Leave out the pictures and repeat every record exactly.

**Supplied data**.
# # # # # # #

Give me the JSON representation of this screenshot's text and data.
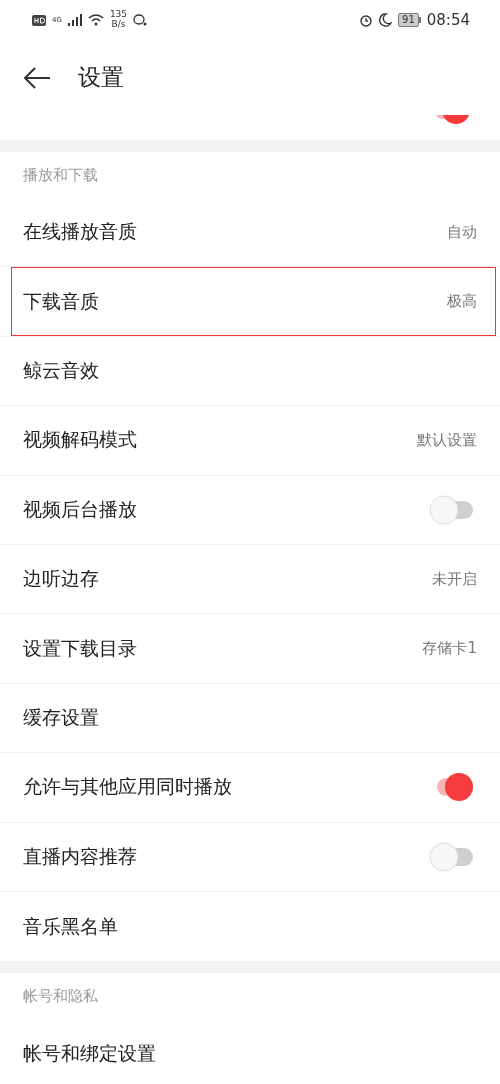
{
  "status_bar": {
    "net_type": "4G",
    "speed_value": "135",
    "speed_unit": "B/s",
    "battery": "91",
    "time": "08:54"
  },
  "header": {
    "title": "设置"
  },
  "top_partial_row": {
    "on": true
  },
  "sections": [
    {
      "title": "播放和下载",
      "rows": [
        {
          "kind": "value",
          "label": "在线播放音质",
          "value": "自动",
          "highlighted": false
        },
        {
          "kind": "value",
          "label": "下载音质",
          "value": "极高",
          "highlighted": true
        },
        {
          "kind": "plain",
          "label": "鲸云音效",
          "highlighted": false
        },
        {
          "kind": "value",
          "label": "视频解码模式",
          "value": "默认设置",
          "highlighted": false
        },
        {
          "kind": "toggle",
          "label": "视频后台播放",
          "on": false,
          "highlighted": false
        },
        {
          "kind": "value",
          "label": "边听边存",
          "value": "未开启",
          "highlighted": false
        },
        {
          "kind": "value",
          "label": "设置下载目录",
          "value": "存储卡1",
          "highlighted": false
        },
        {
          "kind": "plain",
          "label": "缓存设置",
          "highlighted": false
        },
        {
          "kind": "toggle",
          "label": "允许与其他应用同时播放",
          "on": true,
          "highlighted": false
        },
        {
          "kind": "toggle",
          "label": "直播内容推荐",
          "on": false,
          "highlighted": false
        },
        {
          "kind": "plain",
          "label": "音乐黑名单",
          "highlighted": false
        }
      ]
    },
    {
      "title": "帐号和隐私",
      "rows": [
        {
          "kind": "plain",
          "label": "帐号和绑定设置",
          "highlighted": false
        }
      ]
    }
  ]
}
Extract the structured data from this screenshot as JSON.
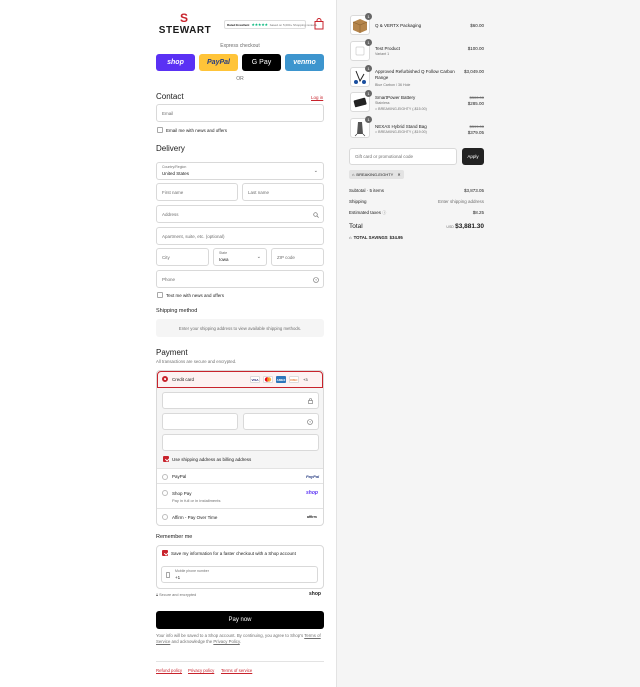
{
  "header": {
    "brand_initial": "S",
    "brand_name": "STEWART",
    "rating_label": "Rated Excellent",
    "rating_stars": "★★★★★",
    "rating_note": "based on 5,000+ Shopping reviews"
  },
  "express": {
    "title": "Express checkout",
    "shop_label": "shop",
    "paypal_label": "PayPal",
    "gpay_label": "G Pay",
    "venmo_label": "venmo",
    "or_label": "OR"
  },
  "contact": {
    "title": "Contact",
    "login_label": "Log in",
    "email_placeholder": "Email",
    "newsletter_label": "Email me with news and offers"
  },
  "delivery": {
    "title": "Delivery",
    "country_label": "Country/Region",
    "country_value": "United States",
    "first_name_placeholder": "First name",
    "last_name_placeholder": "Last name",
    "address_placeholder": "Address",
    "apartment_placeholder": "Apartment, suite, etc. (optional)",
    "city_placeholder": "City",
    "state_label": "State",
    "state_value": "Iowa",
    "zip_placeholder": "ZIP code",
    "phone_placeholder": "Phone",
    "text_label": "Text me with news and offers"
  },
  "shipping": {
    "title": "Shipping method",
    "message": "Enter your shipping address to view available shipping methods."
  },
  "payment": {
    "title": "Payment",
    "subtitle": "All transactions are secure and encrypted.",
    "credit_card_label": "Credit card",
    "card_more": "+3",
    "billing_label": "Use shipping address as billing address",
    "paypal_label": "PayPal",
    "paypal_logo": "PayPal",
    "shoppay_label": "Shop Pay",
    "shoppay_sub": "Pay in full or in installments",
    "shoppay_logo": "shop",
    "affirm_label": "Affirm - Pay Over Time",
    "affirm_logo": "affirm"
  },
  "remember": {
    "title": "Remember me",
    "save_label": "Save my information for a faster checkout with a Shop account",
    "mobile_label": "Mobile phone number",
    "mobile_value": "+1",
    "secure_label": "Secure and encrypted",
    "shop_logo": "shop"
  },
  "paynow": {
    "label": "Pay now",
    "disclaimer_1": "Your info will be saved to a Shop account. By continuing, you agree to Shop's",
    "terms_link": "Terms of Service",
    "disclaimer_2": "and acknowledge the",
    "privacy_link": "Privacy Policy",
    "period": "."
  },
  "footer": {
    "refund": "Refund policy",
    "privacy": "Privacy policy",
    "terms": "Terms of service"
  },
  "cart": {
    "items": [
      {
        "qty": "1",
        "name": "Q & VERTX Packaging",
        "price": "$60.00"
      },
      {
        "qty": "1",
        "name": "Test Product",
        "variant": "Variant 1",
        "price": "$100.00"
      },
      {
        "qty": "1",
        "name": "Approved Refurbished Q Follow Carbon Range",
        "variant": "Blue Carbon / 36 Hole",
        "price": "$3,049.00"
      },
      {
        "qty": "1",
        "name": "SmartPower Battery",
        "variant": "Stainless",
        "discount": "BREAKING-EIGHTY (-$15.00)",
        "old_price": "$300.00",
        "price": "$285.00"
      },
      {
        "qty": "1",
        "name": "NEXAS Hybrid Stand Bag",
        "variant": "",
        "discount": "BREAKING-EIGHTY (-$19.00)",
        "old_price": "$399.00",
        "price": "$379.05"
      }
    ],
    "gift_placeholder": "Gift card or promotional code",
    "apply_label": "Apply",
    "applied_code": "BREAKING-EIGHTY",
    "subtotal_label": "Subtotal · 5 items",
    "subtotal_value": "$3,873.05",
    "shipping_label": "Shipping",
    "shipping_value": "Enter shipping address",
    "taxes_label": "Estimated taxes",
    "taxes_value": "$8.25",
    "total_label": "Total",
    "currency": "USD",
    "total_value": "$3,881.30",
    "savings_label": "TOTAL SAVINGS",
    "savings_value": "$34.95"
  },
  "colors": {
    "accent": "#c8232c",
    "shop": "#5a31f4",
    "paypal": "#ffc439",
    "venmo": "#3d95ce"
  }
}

# # # # # # #

**Full answer**.
Give me the JSON representation of this screenshot's text and data.
{
  "status_bar": {
    "net_type": "4G",
    "speed_value": "135",
    "speed_unit": "B/s",
    "battery": "91",
    "time": "08:54"
  },
  "header": {
    "title": "设置"
  },
  "top_partial_row": {
    "on": true
  },
  "sections": [
    {
      "title": "播放和下载",
      "rows": [
        {
          "kind": "value",
          "label": "在线播放音质",
          "value": "自动",
          "highlighted": false
        },
        {
          "kind": "value",
          "label": "下载音质",
          "value": "极高",
          "highlighted": true
        },
        {
          "kind": "plain",
          "label": "鲸云音效",
          "highlighted": false
        },
        {
          "kind": "value",
          "label": "视频解码模式",
          "value": "默认设置",
          "highlighted": false
        },
        {
          "kind": "toggle",
          "label": "视频后台播放",
          "on": false,
          "highlighted": false
        },
        {
          "kind": "value",
          "label": "边听边存",
          "value": "未开启",
          "highlighted": false
        },
        {
          "kind": "value",
          "label": "设置下载目录",
          "value": "存储卡1",
          "highlighted": false
        },
        {
          "kind": "plain",
          "label": "缓存设置",
          "highlighted": false
        },
        {
          "kind": "toggle",
          "label": "允许与其他应用同时播放",
          "on": true,
          "highlighted": false
        },
        {
          "kind": "toggle",
          "label": "直播内容推荐",
          "on": false,
          "highlighted": false
        },
        {
          "kind": "plain",
          "label": "音乐黑名单",
          "highlighted": false
        }
      ]
    },
    {
      "title": "帐号和隐私",
      "rows": [
        {
          "kind": "plain",
          "label": "帐号和绑定设置",
          "highlighted": false
        }
      ]
    }
  ]
}
Extract the structured data from this screenshot as JSON.
{
  "header": {
    "brand_initial": "S",
    "brand_name": "STEWART",
    "rating_label": "Rated Excellent",
    "rating_stars": "★★★★★",
    "rating_note": "based on 5,000+ Shopping reviews"
  },
  "express": {
    "title": "Express checkout",
    "shop_label": "shop",
    "paypal_label": "PayPal",
    "gpay_label": "G Pay",
    "venmo_label": "venmo",
    "or_label": "OR"
  },
  "contact": {
    "title": "Contact",
    "login_label": "Log in",
    "email_placeholder": "Email",
    "newsletter_label": "Email me with news and offers"
  },
  "delivery": {
    "title": "Delivery",
    "country_label": "Country/Region",
    "country_value": "United States",
    "first_name_placeholder": "First name",
    "last_name_placeholder": "Last name",
    "address_placeholder": "Address",
    "apartment_placeholder": "Apartment, suite, etc. (optional)",
    "city_placeholder": "City",
    "state_label": "State",
    "state_value": "Iowa",
    "zip_placeholder": "ZIP code",
    "phone_placeholder": "Phone",
    "text_label": "Text me with news and offers"
  },
  "shipping": {
    "title": "Shipping method",
    "message": "Enter your shipping address to view available shipping methods."
  },
  "payment": {
    "title": "Payment",
    "subtitle": "All transactions are secure and encrypted.",
    "credit_card_label": "Credit card",
    "card_more": "+3",
    "billing_label": "Use shipping address as billing address",
    "paypal_label": "PayPal",
    "paypal_logo": "PayPal",
    "shoppay_label": "Shop Pay",
    "shoppay_sub": "Pay in full or in installments",
    "shoppay_logo": "shop",
    "affirm_label": "Affirm - Pay Over Time",
    "affirm_logo": "affirm"
  },
  "remember": {
    "title": "Remember me",
    "save_label": "Save my information for a faster checkout with a Shop account",
    "mobile_label": "Mobile phone number",
    "mobile_value": "+1",
    "secure_label": "Secure and encrypted",
    "shop_logo": "shop"
  },
  "paynow": {
    "label": "Pay now",
    "disclaimer_1": "Your info will be saved to a Shop account. By continuing, you agree to Shop's",
    "terms_link": "Terms of Service",
    "disclaimer_2": "and acknowledge the",
    "privacy_link": "Privacy Policy",
    "period": "."
  },
  "footer": {
    "refund": "Refund policy",
    "privacy": "Privacy policy",
    "terms": "Terms of service"
  },
  "cart": {
    "items": [
      {
        "qty": "1",
        "name": "Q & VERTX Packaging",
        "price": "$60.00"
      },
      {
        "qty": "1",
        "name": "Test Product",
        "variant": "Variant 1",
        "price": "$100.00"
      },
      {
        "qty": "1",
        "name": "Approved Refurbished Q Follow Carbon Range",
        "variant": "Blue Carbon / 36 Hole",
        "price": "$3,049.00"
      },
      {
        "qty": "1",
        "name": "SmartPower Battery",
        "variant": "Stainless",
        "discount": "BREAKING-EIGHTY (-$15.00)",
        "old_price": "$300.00",
        "price": "$285.00"
      },
      {
        "qty": "1",
        "name": "NEXAS Hybrid Stand Bag",
        "variant": "",
        "discount": "BREAKING-EIGHTY (-$19.00)",
        "old_price": "$399.00",
        "price": "$379.05"
      }
    ],
    "gift_placeholder": "Gift card or promotional code",
    "apply_label": "Apply",
    "applied_code": "BREAKING-EIGHTY",
    "subtotal_label": "Subtotal · 5 items",
    "subtotal_value": "$3,873.05",
    "shipping_label": "Shipping",
    "shipping_value": "Enter shipping address",
    "taxes_label": "Estimated taxes",
    "taxes_value": "$8.25",
    "total_label": "Total",
    "currency": "USD",
    "total_value": "$3,881.30",
    "savings_label": "TOTAL SAVINGS",
    "savings_value": "$34.95"
  },
  "colors": {
    "accent": "#c8232c",
    "shop": "#5a31f4",
    "paypal": "#ffc439",
    "venmo": "#3d95ce"
  }
}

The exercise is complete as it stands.